§ **TASK PROMPT**: Within the records below, find each line that holds the string "name", then copy it.

━━━ DATASET RECORDS ━━━

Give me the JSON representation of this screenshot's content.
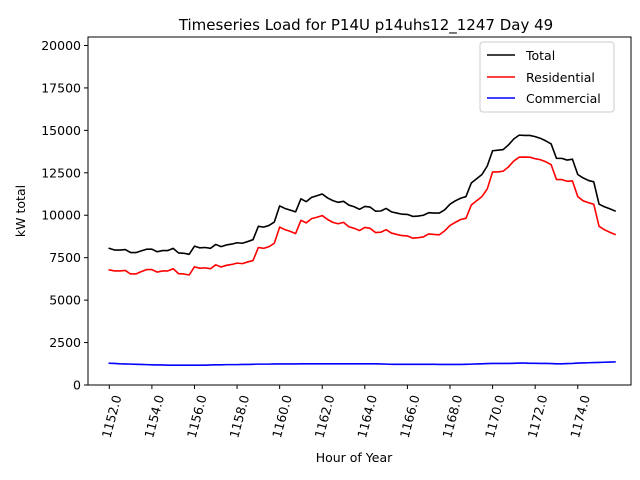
{
  "chart_data": {
    "type": "line",
    "title": "Timeseries Load for P14U p14uhs12_1247  Day 49",
    "xlabel": "Hour of Year",
    "ylabel": "kW total",
    "xlim": [
      1151.0,
      1176.5
    ],
    "ylim": [
      0,
      20500
    ],
    "xticks": [
      1152,
      1154,
      1156,
      1158,
      1160,
      1162,
      1164,
      1166,
      1168,
      1170,
      1172,
      1174
    ],
    "xtick_labels": [
      "1152.0",
      "1154.0",
      "1156.0",
      "1158.0",
      "1160.0",
      "1162.0",
      "1164.0",
      "1166.0",
      "1168.0",
      "1170.0",
      "1172.0",
      "1174.0"
    ],
    "yticks": [
      0,
      2500,
      5000,
      7500,
      10000,
      12500,
      15000,
      17500,
      20000
    ],
    "ytick_labels": [
      "0",
      "2500",
      "5000",
      "7500",
      "10000",
      "12500",
      "15000",
      "17500",
      "20000"
    ],
    "legend_position": "top-right",
    "x_start": 1152.0,
    "x_step": 0.25,
    "series": [
      {
        "name": "Total",
        "color": "#000000",
        "values": [
          8050,
          7950,
          7950,
          7980,
          7800,
          7800,
          7900,
          8000,
          8000,
          7850,
          7920,
          7920,
          8050,
          7780,
          7760,
          7700,
          8180,
          8080,
          8100,
          8050,
          8280,
          8150,
          8250,
          8300,
          8380,
          8350,
          8450,
          8560,
          9350,
          9300,
          9400,
          9600,
          10550,
          10400,
          10300,
          10200,
          10970,
          10800,
          11050,
          11150,
          11250,
          11020,
          10860,
          10760,
          10820,
          10600,
          10500,
          10350,
          10520,
          10480,
          10240,
          10250,
          10400,
          10200,
          10130,
          10060,
          10050,
          9930,
          9950,
          10000,
          10150,
          10130,
          10130,
          10320,
          10650,
          10850,
          11000,
          11100,
          11900,
          12150,
          12400,
          12900,
          13800,
          13830,
          13870,
          14150,
          14500,
          14720,
          14700,
          14700,
          14630,
          14530,
          14380,
          14200,
          13350,
          13350,
          13250,
          13300,
          12400,
          12200,
          12050,
          11970,
          10650,
          10500,
          10380,
          10250
        ]
      },
      {
        "name": "Residential",
        "color": "#ff0000",
        "values": [
          6780,
          6720,
          6720,
          6750,
          6540,
          6540,
          6680,
          6800,
          6800,
          6650,
          6720,
          6720,
          6850,
          6560,
          6540,
          6480,
          6960,
          6880,
          6900,
          6850,
          7080,
          6950,
          7050,
          7100,
          7180,
          7150,
          7250,
          7330,
          8100,
          8050,
          8150,
          8350,
          9300,
          9150,
          9050,
          8920,
          9700,
          9550,
          9800,
          9880,
          9980,
          9750,
          9580,
          9500,
          9580,
          9320,
          9230,
          9100,
          9280,
          9230,
          8980,
          9000,
          9150,
          8950,
          8870,
          8800,
          8780,
          8650,
          8680,
          8720,
          8900,
          8870,
          8850,
          9080,
          9400,
          9580,
          9750,
          9820,
          10600,
          10850,
          11100,
          11550,
          12550,
          12550,
          12600,
          12850,
          13200,
          13420,
          13430,
          13420,
          13330,
          13270,
          13150,
          12980,
          12100,
          12100,
          12000,
          12020,
          11100,
          10850,
          10740,
          10650,
          9350,
          9150,
          9000,
          8870
        ]
      },
      {
        "name": "Commercial",
        "color": "#0000ff",
        "values": [
          1280,
          1270,
          1250,
          1240,
          1230,
          1220,
          1210,
          1200,
          1190,
          1180,
          1180,
          1170,
          1170,
          1170,
          1170,
          1170,
          1170,
          1170,
          1170,
          1180,
          1190,
          1190,
          1200,
          1200,
          1200,
          1210,
          1210,
          1220,
          1230,
          1230,
          1230,
          1240,
          1240,
          1240,
          1240,
          1240,
          1250,
          1250,
          1250,
          1250,
          1250,
          1250,
          1250,
          1250,
          1250,
          1250,
          1250,
          1250,
          1250,
          1250,
          1250,
          1240,
          1230,
          1220,
          1220,
          1220,
          1220,
          1220,
          1220,
          1220,
          1220,
          1220,
          1210,
          1210,
          1210,
          1210,
          1210,
          1220,
          1230,
          1240,
          1250,
          1260,
          1270,
          1270,
          1270,
          1270,
          1280,
          1290,
          1290,
          1280,
          1280,
          1270,
          1270,
          1260,
          1250,
          1250,
          1260,
          1270,
          1290,
          1300,
          1310,
          1320,
          1330,
          1340,
          1350,
          1360
        ]
      }
    ]
  }
}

━━━

§ **PROBLEM SOLUTION**:
        "name": "Total",
        "name": "Residential",
        "name": "Commercial",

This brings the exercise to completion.